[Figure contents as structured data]
-- Begin --

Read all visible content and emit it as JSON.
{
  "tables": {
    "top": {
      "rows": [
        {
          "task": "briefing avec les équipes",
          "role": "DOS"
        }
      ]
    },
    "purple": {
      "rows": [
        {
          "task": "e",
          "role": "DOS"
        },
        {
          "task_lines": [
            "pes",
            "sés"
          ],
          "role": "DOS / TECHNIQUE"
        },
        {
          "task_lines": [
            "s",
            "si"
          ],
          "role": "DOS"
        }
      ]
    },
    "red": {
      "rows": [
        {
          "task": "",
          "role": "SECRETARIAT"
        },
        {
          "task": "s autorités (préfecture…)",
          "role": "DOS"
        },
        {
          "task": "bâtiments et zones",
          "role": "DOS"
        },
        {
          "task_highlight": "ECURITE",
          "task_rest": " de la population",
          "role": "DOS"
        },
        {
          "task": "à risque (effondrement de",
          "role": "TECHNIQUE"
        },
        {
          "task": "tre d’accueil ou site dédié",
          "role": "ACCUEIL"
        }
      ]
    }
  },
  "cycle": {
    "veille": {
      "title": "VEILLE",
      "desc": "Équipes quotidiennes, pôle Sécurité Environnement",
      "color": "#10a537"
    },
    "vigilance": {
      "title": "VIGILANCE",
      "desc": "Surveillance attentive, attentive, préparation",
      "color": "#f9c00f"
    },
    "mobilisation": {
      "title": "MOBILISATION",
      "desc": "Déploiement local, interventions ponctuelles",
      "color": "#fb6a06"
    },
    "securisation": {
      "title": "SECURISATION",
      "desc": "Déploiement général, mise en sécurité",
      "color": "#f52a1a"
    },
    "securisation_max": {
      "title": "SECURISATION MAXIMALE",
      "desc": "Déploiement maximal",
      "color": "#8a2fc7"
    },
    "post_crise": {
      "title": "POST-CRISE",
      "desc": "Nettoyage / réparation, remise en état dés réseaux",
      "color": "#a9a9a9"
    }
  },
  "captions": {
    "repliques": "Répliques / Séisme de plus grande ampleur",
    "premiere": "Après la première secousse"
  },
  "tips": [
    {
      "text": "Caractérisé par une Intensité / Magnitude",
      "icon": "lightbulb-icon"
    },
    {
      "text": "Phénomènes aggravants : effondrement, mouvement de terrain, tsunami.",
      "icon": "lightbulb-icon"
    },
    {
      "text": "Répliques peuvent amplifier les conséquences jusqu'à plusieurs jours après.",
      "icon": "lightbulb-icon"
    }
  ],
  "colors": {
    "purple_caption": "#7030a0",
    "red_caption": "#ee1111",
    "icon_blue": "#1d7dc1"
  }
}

-- End --

* _GIVEN EXERCISE_
Reproduce the records in full, exactly as written.

* _ANSWER_
Read all visible content and emit it as JSON.
{
  "tables": {
    "top": {
      "rows": [
        {
          "task": "briefing avec les équipes",
          "role": "DOS"
        }
      ]
    },
    "purple": {
      "rows": [
        {
          "task": "e",
          "role": "DOS"
        },
        {
          "task_lines": [
            "pes",
            "sés"
          ],
          "role": "DOS / TECHNIQUE"
        },
        {
          "task_lines": [
            "s",
            "si"
          ],
          "role": "DOS"
        }
      ]
    },
    "red": {
      "rows": [
        {
          "task": "",
          "role": "SECRETARIAT"
        },
        {
          "task": "s autorités (préfecture…)",
          "role": "DOS"
        },
        {
          "task": "bâtiments et zones",
          "role": "DOS"
        },
        {
          "task_highlight": "ECURITE",
          "task_rest": " de la population",
          "role": "DOS"
        },
        {
          "task": "à risque (effondrement de",
          "role": "TECHNIQUE"
        },
        {
          "task": "tre d’accueil ou site dédié",
          "role": "ACCUEIL"
        }
      ]
    }
  },
  "cycle": {
    "veille": {
      "title": "VEILLE",
      "desc": "Équipes quotidiennes, pôle Sécurité Environnement",
      "color": "#10a537"
    },
    "vigilance": {
      "title": "VIGILANCE",
      "desc": "Surveillance attentive, attentive, préparation",
      "color": "#f9c00f"
    },
    "mobilisation": {
      "title": "MOBILISATION",
      "desc": "Déploiement local, interventions ponctuelles",
      "color": "#fb6a06"
    },
    "securisation": {
      "title": "SECURISATION",
      "desc": "Déploiement général, mise en sécurité",
      "color": "#f52a1a"
    },
    "securisation_max": {
      "title": "SECURISATION MAXIMALE",
      "desc": "Déploiement maximal",
      "color": "#8a2fc7"
    },
    "post_crise": {
      "title": "POST-CRISE",
      "desc": "Nettoyage / réparation, remise en état dés réseaux",
      "color": "#a9a9a9"
    }
  },
  "captions": {
    "repliques": "Répliques / Séisme de plus grande ampleur",
    "premiere": "Après la première secousse"
  },
  "tips": [
    {
      "text": "Caractérisé par une Intensité / Magnitude",
      "icon": "lightbulb-icon"
    },
    {
      "text": "Phénomènes aggravants : effondrement, mouvement de terrain, tsunami.",
      "icon": "lightbulb-icon"
    },
    {
      "text": "Répliques peuvent amplifier les conséquences jusqu'à plusieurs jours après.",
      "icon": "lightbulb-icon"
    }
  ],
  "colors": {
    "purple_caption": "#7030a0",
    "red_caption": "#ee1111",
    "icon_blue": "#1d7dc1"
  }
}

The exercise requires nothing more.